> Objective:
Each line of the data that includes the string "كأنه" is to be copied out.
• • • • •
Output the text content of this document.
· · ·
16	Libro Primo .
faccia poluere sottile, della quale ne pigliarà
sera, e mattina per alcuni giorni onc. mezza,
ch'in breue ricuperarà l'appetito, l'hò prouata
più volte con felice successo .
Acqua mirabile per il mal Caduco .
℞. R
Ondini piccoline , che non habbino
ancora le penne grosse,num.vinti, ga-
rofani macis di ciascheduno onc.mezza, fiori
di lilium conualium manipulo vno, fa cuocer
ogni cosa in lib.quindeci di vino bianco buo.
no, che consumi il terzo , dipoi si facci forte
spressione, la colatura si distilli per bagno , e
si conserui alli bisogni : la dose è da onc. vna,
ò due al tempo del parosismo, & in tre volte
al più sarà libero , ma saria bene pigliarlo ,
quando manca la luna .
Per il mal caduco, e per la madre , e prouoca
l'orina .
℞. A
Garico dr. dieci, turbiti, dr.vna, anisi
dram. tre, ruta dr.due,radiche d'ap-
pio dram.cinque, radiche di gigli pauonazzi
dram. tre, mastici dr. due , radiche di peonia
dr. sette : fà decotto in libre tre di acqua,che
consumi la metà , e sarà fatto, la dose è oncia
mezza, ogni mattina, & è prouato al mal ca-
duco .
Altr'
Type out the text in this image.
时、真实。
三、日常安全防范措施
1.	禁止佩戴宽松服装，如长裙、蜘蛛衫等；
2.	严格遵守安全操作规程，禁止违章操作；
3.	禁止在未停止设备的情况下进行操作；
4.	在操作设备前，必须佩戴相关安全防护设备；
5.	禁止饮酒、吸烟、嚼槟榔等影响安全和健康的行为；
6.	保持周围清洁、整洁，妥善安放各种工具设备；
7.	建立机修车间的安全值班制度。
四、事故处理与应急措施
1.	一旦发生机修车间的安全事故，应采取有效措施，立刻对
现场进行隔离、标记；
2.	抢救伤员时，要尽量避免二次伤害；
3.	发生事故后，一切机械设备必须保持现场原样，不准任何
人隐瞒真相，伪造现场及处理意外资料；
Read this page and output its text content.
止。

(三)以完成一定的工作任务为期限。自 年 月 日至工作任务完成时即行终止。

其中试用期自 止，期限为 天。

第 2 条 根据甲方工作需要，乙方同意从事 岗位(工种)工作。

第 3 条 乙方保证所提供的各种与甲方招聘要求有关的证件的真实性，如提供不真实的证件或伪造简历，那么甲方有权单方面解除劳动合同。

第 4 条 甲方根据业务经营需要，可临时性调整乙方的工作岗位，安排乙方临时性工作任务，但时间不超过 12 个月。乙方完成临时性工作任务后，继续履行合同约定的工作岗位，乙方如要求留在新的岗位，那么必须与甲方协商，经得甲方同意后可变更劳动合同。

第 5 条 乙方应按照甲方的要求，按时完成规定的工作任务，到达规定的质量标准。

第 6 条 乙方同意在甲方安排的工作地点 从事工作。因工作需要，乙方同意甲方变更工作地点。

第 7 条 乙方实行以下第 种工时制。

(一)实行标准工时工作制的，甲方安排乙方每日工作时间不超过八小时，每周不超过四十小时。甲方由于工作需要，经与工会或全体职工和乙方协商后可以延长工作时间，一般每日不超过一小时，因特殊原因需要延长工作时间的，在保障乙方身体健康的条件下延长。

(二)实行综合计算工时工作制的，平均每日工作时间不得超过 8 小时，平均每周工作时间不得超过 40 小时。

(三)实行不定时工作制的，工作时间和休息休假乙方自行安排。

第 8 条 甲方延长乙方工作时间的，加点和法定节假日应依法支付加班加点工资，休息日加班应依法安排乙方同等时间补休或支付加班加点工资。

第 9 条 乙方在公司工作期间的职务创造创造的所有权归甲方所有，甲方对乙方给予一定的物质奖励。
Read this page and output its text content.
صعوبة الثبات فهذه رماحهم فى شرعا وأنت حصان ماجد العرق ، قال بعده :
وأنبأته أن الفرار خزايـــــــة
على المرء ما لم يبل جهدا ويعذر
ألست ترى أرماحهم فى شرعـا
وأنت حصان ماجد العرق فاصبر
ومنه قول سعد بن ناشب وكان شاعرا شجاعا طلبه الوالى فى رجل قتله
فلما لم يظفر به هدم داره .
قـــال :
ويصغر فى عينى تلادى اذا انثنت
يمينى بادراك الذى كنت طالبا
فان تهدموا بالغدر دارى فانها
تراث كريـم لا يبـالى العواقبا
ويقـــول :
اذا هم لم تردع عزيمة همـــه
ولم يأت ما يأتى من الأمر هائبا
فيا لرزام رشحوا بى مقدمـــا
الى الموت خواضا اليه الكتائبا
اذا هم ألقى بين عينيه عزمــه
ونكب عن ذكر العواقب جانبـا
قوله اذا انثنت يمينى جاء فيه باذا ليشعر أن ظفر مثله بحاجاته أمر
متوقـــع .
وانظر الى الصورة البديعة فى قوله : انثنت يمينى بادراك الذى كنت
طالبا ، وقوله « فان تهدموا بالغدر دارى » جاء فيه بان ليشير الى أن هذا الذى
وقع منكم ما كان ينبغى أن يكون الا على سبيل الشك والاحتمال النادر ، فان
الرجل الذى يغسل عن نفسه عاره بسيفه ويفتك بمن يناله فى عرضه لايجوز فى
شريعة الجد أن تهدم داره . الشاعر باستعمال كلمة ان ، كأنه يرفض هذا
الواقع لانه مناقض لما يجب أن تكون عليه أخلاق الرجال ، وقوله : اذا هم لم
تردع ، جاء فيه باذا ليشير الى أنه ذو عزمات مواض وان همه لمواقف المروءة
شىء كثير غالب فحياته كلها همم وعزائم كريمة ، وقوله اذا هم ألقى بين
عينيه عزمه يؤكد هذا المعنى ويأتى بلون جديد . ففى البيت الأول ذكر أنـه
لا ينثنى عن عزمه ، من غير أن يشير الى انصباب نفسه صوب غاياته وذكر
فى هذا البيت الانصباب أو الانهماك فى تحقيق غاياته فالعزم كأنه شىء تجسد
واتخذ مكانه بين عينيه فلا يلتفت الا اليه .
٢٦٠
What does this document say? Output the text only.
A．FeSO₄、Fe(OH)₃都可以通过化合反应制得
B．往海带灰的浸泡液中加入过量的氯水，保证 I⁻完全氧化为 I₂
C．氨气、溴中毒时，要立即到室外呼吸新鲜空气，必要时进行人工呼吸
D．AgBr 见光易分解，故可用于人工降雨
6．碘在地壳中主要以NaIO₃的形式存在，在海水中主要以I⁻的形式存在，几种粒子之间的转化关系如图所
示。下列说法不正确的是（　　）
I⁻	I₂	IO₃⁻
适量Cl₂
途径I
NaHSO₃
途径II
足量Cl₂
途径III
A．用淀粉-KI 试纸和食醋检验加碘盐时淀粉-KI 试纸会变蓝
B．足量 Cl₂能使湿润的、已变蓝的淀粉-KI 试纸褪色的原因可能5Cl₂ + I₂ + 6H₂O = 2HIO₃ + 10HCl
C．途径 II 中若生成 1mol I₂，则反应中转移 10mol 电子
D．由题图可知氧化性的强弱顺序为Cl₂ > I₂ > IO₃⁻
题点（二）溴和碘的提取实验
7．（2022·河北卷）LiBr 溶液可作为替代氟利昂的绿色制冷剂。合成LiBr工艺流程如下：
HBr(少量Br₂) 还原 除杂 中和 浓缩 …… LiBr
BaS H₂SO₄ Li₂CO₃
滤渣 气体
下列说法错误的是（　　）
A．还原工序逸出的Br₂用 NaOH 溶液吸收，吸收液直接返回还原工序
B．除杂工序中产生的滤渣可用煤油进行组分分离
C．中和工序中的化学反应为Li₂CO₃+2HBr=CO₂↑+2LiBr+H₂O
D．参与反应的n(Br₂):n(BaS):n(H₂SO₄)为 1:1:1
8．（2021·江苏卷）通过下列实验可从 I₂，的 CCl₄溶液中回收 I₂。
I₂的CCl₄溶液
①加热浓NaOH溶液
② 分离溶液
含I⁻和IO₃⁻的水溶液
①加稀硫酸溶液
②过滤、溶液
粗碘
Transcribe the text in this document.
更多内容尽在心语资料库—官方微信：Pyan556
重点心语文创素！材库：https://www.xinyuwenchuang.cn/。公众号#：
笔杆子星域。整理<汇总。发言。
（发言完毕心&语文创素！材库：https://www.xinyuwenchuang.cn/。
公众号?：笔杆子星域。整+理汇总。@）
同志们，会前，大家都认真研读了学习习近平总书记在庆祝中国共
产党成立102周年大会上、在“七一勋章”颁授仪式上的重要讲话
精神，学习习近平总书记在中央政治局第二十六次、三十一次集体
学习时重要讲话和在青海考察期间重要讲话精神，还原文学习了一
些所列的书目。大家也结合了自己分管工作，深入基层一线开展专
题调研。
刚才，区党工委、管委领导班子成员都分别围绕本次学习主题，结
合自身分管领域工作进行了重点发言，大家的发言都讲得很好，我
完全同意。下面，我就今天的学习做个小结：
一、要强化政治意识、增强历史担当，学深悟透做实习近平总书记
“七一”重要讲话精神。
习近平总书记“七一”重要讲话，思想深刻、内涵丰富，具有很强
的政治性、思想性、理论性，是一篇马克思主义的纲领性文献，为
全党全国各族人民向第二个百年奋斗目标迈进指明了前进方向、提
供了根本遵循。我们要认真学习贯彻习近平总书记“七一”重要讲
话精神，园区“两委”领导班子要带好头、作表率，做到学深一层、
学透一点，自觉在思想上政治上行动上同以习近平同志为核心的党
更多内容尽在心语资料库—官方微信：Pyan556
• • • • •
> Result of the task:
شريعة الجد أن تهدم داره . الشاعر باستعمال كلمة ان ، كأنه يرفض هذا
فى هذا البيت الانصباب أو الانهماك فى تحقيق غاياته فالعزم كأنه شىء تجسد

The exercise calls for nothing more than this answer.